» Brief
Search the data for the word "попри". Reproduce every line where it is found.
= = = = = = =
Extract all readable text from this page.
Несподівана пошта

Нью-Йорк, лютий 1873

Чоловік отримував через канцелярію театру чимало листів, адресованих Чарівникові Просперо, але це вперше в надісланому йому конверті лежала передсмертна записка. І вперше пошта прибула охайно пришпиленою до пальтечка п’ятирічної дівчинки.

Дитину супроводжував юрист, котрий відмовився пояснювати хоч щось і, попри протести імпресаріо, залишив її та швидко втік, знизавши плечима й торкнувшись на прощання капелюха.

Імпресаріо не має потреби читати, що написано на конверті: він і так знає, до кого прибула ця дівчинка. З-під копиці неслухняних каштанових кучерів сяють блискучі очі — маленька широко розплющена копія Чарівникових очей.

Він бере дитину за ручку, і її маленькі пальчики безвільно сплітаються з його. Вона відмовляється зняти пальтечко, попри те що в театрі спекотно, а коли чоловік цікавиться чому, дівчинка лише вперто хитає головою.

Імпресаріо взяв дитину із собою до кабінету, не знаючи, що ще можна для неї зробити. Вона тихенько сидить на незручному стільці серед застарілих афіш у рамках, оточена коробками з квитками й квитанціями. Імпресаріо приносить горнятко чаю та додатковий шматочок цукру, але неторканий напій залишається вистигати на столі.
= = = = = = =
» Written reply
Дитину супроводжував юрист, котрий відмовився пояснювати хоч щось і, попри протести імпресаріо, залишив її та швидко втік, знизавши плечима й торкнувшись на прощання капелюха.
Він бере дитину за ручку, і її маленькі пальчики безвільно сплітаються з його. Вона відмовляється зняти пальтечко, попри те що в театрі спекотно, а коли чоловік цікавиться чому, дівчинка лише вперто хитає головою.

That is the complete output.